■ PROMPT:
Can you copy out the data exactly? Leave the images out.

### DATASET RECORDS

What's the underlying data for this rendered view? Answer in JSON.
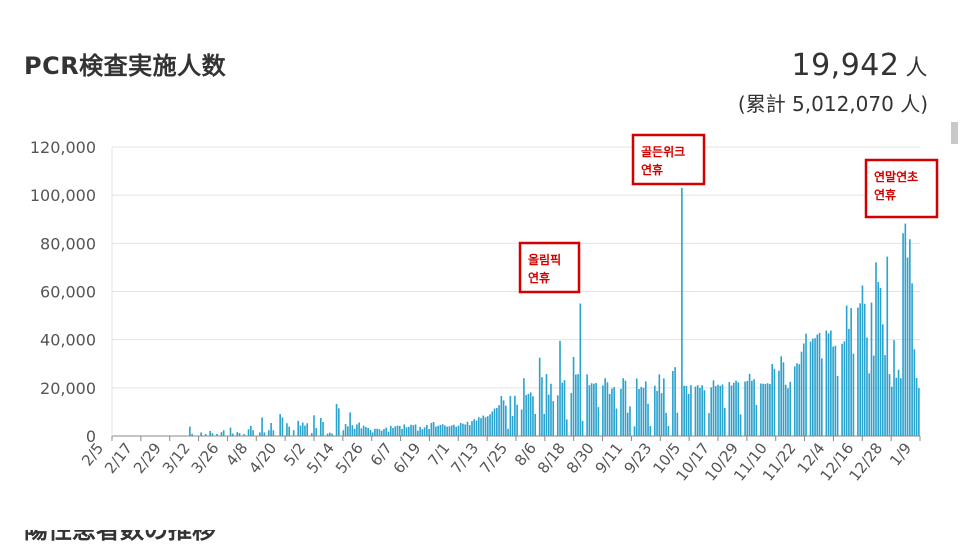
{
  "header": {
    "title": "PCR検査実施人数",
    "count_value": "19,942",
    "count_unit": "人",
    "cumulative": "(累計 5,012,070 人)"
  },
  "next_section": {
    "title": "陽性患者数の推移"
  },
  "chart_data": {
    "type": "bar",
    "bar_color": "#2aa3cf",
    "annotation_border": "#d40000",
    "annotation_text_color": "#d40000",
    "y_ticks": [
      "0",
      "20,000",
      "40,000",
      "60,000",
      "80,000",
      "100,000",
      "120,000"
    ],
    "ylim": [
      0,
      120000
    ],
    "grid": true,
    "x_tick_labels": [
      "2/5",
      "2/17",
      "2/29",
      "3/12",
      "3/26",
      "4/8",
      "4/20",
      "5/2",
      "5/14",
      "5/26",
      "6/7",
      "6/19",
      "7/1",
      "7/13",
      "7/25",
      "8/6",
      "8/18",
      "8/30",
      "9/11",
      "9/23",
      "10/5",
      "10/17",
      "10/29",
      "11/10",
      "11/22",
      "12/4",
      "12/16",
      "12/28",
      "1/9"
    ],
    "annotations": [
      {
        "text_lines": [
          "올림픽",
          "연휴"
        ],
        "near_label": "8/6"
      },
      {
        "text_lines": [
          "골든위크",
          "연휴"
        ],
        "near_label": "10/5"
      },
      {
        "text_lines": [
          "연말연초",
          "연휴"
        ],
        "near_label": "1/9"
      }
    ],
    "values": [
      0,
      0,
      0,
      0,
      0,
      0,
      0,
      0,
      0,
      0,
      0,
      0,
      0,
      0,
      0,
      0,
      0,
      0,
      0,
      0,
      0,
      0,
      0,
      0,
      0,
      0,
      0,
      0,
      0,
      0,
      0,
      0,
      0,
      0,
      3900,
      900,
      0,
      0,
      0,
      1500,
      0,
      800,
      0,
      2100,
      1200,
      0,
      900,
      0,
      1600,
      2400,
      0,
      0,
      3500,
      1000,
      0,
      1600,
      1200,
      0,
      800,
      0,
      2800,
      4200,
      2400,
      0,
      0,
      1500,
      7700,
      1500,
      0,
      2400,
      5400,
      2400,
      0,
      0,
      9100,
      7700,
      0,
      5300,
      3900,
      0,
      2400,
      0,
      6300,
      4300,
      5600,
      4300,
      5300,
      0,
      1200,
      8600,
      3300,
      0,
      7500,
      5800,
      0,
      1000,
      1400,
      1000,
      0,
      13300,
      11500,
      0,
      2400,
      5000,
      4000,
      9800,
      4500,
      3000,
      4800,
      5600,
      3200,
      4300,
      3700,
      3300,
      2500,
      1500,
      3000,
      3000,
      2800,
      2200,
      2900,
      3500,
      1800,
      4200,
      3300,
      4000,
      4300,
      4200,
      2900,
      4800,
      3600,
      3800,
      4700,
      4500,
      4800,
      2200,
      3800,
      2800,
      3600,
      4600,
      2900,
      5400,
      5800,
      3900,
      4200,
      4600,
      4900,
      4400,
      3900,
      4000,
      4400,
      4700,
      3800,
      4300,
      5400,
      5100,
      4800,
      5900,
      4500,
      6200,
      7000,
      6400,
      7800,
      7400,
      8500,
      7800,
      8200,
      9000,
      10200,
      11400,
      11600,
      12800,
      16600,
      14800,
      12600,
      3000,
      16600,
      8300,
      16700,
      13000,
      0,
      11000,
      24000,
      17000,
      17500,
      18100,
      16500,
      9200,
      0,
      32500,
      24400,
      9200,
      25700,
      17200,
      21700,
      14500,
      0,
      16900,
      39500,
      22200,
      23200,
      6900,
      0,
      17900,
      32800,
      25500,
      25700,
      55000,
      6300,
      0,
      25600,
      21100,
      21900,
      21700,
      22000,
      12000,
      0,
      21000,
      24000,
      22300,
      17500,
      19700,
      20300,
      11400,
      0,
      19600,
      24000,
      23000,
      9700,
      12300,
      0,
      4000,
      23900,
      19500,
      20400,
      20000,
      22700,
      13400,
      4200,
      0,
      20900,
      18700,
      25600,
      17800,
      23900,
      9600,
      4200,
      0,
      27000,
      28600,
      9700,
      0,
      103000,
      20900,
      20800,
      17500,
      21100,
      0,
      20500,
      21100,
      20000,
      21100,
      19000,
      0,
      9500,
      20200,
      23100,
      20700,
      21300,
      20800,
      21400,
      11600,
      0,
      22400,
      21000,
      22100,
      23000,
      22300,
      9000,
      0,
      22600,
      22900,
      25800,
      22900,
      23600,
      12900,
      0,
      21800,
      21700,
      21600,
      21900,
      21600,
      29900,
      27900,
      0,
      27100,
      33100,
      30600,
      21300,
      19800,
      22500,
      0,
      28900,
      30200,
      29800,
      35000,
      38400,
      42500,
      0,
      39200,
      40400,
      40600,
      42100,
      42800,
      32200,
      0,
      43800,
      42600,
      43800,
      37100,
      37500,
      24900,
      0,
      38300,
      39300,
      54200,
      44500,
      53100,
      34200,
      0,
      53300,
      55100,
      62500,
      54900,
      40900,
      26000,
      55400,
      33400,
      72100,
      64000,
      61500,
      46400,
      33600,
      74500,
      25700,
      20500,
      39800,
      24200,
      27500,
      24000,
      84200,
      88200,
      74100,
      81700,
      63400,
      36000,
      24100,
      19900
    ]
  }
}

######

■ THE OUTPUT:
What's the underlying data for this rendered view? Answer in JSON.
{
  "header": {
    "title": "PCR検査実施人数",
    "count_value": "19,942",
    "count_unit": "人",
    "cumulative": "(累計 5,012,070 人)"
  },
  "next_section": {
    "title": "陽性患者数の推移"
  },
  "chart_data": {
    "type": "bar",
    "bar_color": "#2aa3cf",
    "annotation_border": "#d40000",
    "annotation_text_color": "#d40000",
    "y_ticks": [
      "0",
      "20,000",
      "40,000",
      "60,000",
      "80,000",
      "100,000",
      "120,000"
    ],
    "ylim": [
      0,
      120000
    ],
    "grid": true,
    "x_tick_labels": [
      "2/5",
      "2/17",
      "2/29",
      "3/12",
      "3/26",
      "4/8",
      "4/20",
      "5/2",
      "5/14",
      "5/26",
      "6/7",
      "6/19",
      "7/1",
      "7/13",
      "7/25",
      "8/6",
      "8/18",
      "8/30",
      "9/11",
      "9/23",
      "10/5",
      "10/17",
      "10/29",
      "11/10",
      "11/22",
      "12/4",
      "12/16",
      "12/28",
      "1/9"
    ],
    "annotations": [
      {
        "text_lines": [
          "올림픽",
          "연휴"
        ],
        "near_label": "8/6"
      },
      {
        "text_lines": [
          "골든위크",
          "연휴"
        ],
        "near_label": "10/5"
      },
      {
        "text_lines": [
          "연말연초",
          "연휴"
        ],
        "near_label": "1/9"
      }
    ],
    "values": [
      0,
      0,
      0,
      0,
      0,
      0,
      0,
      0,
      0,
      0,
      0,
      0,
      0,
      0,
      0,
      0,
      0,
      0,
      0,
      0,
      0,
      0,
      0,
      0,
      0,
      0,
      0,
      0,
      0,
      0,
      0,
      0,
      0,
      0,
      3900,
      900,
      0,
      0,
      0,
      1500,
      0,
      800,
      0,
      2100,
      1200,
      0,
      900,
      0,
      1600,
      2400,
      0,
      0,
      3500,
      1000,
      0,
      1600,
      1200,
      0,
      800,
      0,
      2800,
      4200,
      2400,
      0,
      0,
      1500,
      7700,
      1500,
      0,
      2400,
      5400,
      2400,
      0,
      0,
      9100,
      7700,
      0,
      5300,
      3900,
      0,
      2400,
      0,
      6300,
      4300,
      5600,
      4300,
      5300,
      0,
      1200,
      8600,
      3300,
      0,
      7500,
      5800,
      0,
      1000,
      1400,
      1000,
      0,
      13300,
      11500,
      0,
      2400,
      5000,
      4000,
      9800,
      4500,
      3000,
      4800,
      5600,
      3200,
      4300,
      3700,
      3300,
      2500,
      1500,
      3000,
      3000,
      2800,
      2200,
      2900,
      3500,
      1800,
      4200,
      3300,
      4000,
      4300,
      4200,
      2900,
      4800,
      3600,
      3800,
      4700,
      4500,
      4800,
      2200,
      3800,
      2800,
      3600,
      4600,
      2900,
      5400,
      5800,
      3900,
      4200,
      4600,
      4900,
      4400,
      3900,
      4000,
      4400,
      4700,
      3800,
      4300,
      5400,
      5100,
      4800,
      5900,
      4500,
      6200,
      7000,
      6400,
      7800,
      7400,
      8500,
      7800,
      8200,
      9000,
      10200,
      11400,
      11600,
      12800,
      16600,
      14800,
      12600,
      3000,
      16600,
      8300,
      16700,
      13000,
      0,
      11000,
      24000,
      17000,
      17500,
      18100,
      16500,
      9200,
      0,
      32500,
      24400,
      9200,
      25700,
      17200,
      21700,
      14500,
      0,
      16900,
      39500,
      22200,
      23200,
      6900,
      0,
      17900,
      32800,
      25500,
      25700,
      55000,
      6300,
      0,
      25600,
      21100,
      21900,
      21700,
      22000,
      12000,
      0,
      21000,
      24000,
      22300,
      17500,
      19700,
      20300,
      11400,
      0,
      19600,
      24000,
      23000,
      9700,
      12300,
      0,
      4000,
      23900,
      19500,
      20400,
      20000,
      22700,
      13400,
      4200,
      0,
      20900,
      18700,
      25600,
      17800,
      23900,
      9600,
      4200,
      0,
      27000,
      28600,
      9700,
      0,
      103000,
      20900,
      20800,
      17500,
      21100,
      0,
      20500,
      21100,
      20000,
      21100,
      19000,
      0,
      9500,
      20200,
      23100,
      20700,
      21300,
      20800,
      21400,
      11600,
      0,
      22400,
      21000,
      22100,
      23000,
      22300,
      9000,
      0,
      22600,
      22900,
      25800,
      22900,
      23600,
      12900,
      0,
      21800,
      21700,
      21600,
      21900,
      21600,
      29900,
      27900,
      0,
      27100,
      33100,
      30600,
      21300,
      19800,
      22500,
      0,
      28900,
      30200,
      29800,
      35000,
      38400,
      42500,
      0,
      39200,
      40400,
      40600,
      42100,
      42800,
      32200,
      0,
      43800,
      42600,
      43800,
      37100,
      37500,
      24900,
      0,
      38300,
      39300,
      54200,
      44500,
      53100,
      34200,
      0,
      53300,
      55100,
      62500,
      54900,
      40900,
      26000,
      55400,
      33400,
      72100,
      64000,
      61500,
      46400,
      33600,
      74500,
      25700,
      20500,
      39800,
      24200,
      27500,
      24000,
      84200,
      88200,
      74100,
      81700,
      63400,
      36000,
      24100,
      19900
    ]
  }
}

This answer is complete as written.